Set-valued attributes have multiple notional values. A good example is a "tags" field on a file, which may have the values "schoolwork images insect bee". BFS had no special support for these "multi-valued" fields, and so a text searches in their file browser for "bee" invoked a wildcard query for "*bee*" which forced iteration through all tagged files -- and returned matches with the tags "beer" and "wildebeest"!

A record-separation convention could prevent the extraneous matches. We dictate that the null character '\0' is used to separate fields in set-valued attributes, and we reward adherence to this convention by allowing efficient searches for items in set-valued attributes. For example, the file described above would show up in /.index/tags/schoolwork/, /.index/tags/images/, /.index/tags/insect/, and /.index/tags/bee/. The null character as separator also has the advantage of (a) already being a forbidden character in path names (so it interacts well with path-valued attributes, below), and (b) adhering to the defacto standard of POSIX tools such as xargs and find, which have options to emit and accept null-delimited arguments. For example:

$ cat foo/tags | xargs -0 echo
schoolwork
images
insect
bee

Path-valued attributes are ordered lists, with elements separated by the slash character. For example:

$ cat foo/path
/home/olpc/Documents/foo

A path attribute on files can be both path-valued and set-valued:

$ cat bee/path | xargs -0 echo
/home/olpc/Documents/Schoolwork/bee-image
/home/olpc/Documents/bee

Searches on path-valued attributes traverse each level independently, for example:

$ ls /.index/mime_type/text
$ ls /.index/mime_type/text/html

Just to be clear: path-valued, set-valued, and numeric are properties of indices, not of the attributes themselves.

TO DO: how is the file with mime-type "text" listed in the index? Is there a separate leaf-value directory ".objects", or do we name files in the index so that they don't conflict with the directory names continuing the index?

TO DO: our index allows efficient enumeration of "all items below node X" (regardless of exact subdirectory: X/Y, X/Y/Z, X/Z, etc) and efficient "is X a parent of Y" tests (regardless of the length of the path between X and Y). How do we export these queries?

* Problem set
1. Retype part of the passage on indexed file attributes, beginning at the words "TO DO: how is" and stopping after the words "export these queries?".
2. According to the passage on indexed file attributes, which character separates fields in set-valued attributes?
3. Proceed with the passage on indexed file attributes, writing on from its last sentence.
The records that follow are separate material and are not part of the passage on indexed file attributes.

* Record list
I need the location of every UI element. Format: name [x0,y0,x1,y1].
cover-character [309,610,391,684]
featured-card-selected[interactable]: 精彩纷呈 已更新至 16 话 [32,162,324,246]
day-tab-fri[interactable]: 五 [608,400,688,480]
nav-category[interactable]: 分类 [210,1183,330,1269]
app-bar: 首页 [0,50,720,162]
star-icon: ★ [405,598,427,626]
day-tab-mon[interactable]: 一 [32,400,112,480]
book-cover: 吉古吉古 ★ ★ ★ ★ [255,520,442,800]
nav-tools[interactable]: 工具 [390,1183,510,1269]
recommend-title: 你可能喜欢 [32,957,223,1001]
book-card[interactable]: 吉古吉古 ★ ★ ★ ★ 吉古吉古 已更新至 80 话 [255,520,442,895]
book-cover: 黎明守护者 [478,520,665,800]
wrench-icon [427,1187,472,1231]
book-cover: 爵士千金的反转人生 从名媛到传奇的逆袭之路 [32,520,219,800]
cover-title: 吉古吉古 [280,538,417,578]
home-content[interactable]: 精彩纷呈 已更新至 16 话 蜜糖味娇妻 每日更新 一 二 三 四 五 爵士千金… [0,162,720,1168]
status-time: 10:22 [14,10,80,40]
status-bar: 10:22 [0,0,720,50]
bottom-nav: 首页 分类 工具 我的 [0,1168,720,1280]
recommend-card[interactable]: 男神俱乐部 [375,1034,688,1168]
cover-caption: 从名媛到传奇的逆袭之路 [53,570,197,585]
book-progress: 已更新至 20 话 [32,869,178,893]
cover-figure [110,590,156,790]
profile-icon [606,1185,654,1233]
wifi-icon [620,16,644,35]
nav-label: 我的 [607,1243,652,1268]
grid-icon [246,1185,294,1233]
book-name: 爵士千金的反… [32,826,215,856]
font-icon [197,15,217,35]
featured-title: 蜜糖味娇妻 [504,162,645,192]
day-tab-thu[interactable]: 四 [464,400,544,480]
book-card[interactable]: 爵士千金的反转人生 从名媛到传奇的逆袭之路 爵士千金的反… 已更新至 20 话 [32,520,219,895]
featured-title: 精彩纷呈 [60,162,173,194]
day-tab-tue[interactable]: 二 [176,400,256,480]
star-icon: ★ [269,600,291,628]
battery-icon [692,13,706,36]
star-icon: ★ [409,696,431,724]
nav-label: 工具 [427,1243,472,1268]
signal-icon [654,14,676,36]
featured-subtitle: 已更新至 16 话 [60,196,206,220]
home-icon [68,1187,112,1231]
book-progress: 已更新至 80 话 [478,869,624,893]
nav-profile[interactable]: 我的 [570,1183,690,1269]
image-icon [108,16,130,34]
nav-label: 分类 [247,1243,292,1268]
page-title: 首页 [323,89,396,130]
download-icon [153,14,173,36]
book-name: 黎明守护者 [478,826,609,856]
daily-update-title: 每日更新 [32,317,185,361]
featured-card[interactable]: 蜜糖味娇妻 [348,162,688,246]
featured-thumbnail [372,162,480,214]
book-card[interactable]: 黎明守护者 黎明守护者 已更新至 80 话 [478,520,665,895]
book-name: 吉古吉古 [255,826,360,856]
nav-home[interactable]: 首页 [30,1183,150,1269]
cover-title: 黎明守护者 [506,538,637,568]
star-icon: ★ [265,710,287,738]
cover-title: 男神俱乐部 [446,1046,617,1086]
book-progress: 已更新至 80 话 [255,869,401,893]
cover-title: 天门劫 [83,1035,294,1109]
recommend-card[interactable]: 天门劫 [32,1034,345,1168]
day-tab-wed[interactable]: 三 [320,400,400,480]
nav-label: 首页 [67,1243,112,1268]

* Responses in order
1.
TO DO: how is the file with mime-type "text" listed in the index? Is there a separate leaf-value directory ".objects", or do we name files in the index so that they don't conflict with the directory names continuing the index?

TO DO: our index allows efficient enumeration of "all items below node X" (regardless of exact subdirectory: X/Y, X/Y/Z, X/Z, etc) and efficient "is X a parent of Y" tests (regardless of the length of the path between X and Y). How do we export these queries?

2. The null character '\0'.

3.
TO DO: exact correlation between searches on a 'path' attribute and "directory structure". Can we have .index in any directory, narrowing the implicit query on the "path" attribute?

Inodes

Proper support for hardlinks under POSIX semantics requires us to introduce an extra level of indirection between directory entries and file contents. Paths are technically properties of inodes, not files themselves. If file content is copied in the file system, there may be two or more inodes pointing to the same file. Writes to a file via an inode affect all the path references sharing the inode (and only those path references).

We treat the inode as a hidden indirection. Some metadata properties are actually properties of the inode, not of the file itself; the #Metadata fields of inodes section contains a list. These properties are merged with the attributes of the file when the file is accessed via a POSIX path, but may be absent when the file is enumerated by an index. TO DO: we may want to export a reverse index from file to inodes, so that we can obtain paths to content discovered by an index (if paths exist).

Versioning

We restrict the version graph for files and filesystems to be a tree, not a graph or a DAG. Merging operations are not supported, although copying between branches is clearly allowed.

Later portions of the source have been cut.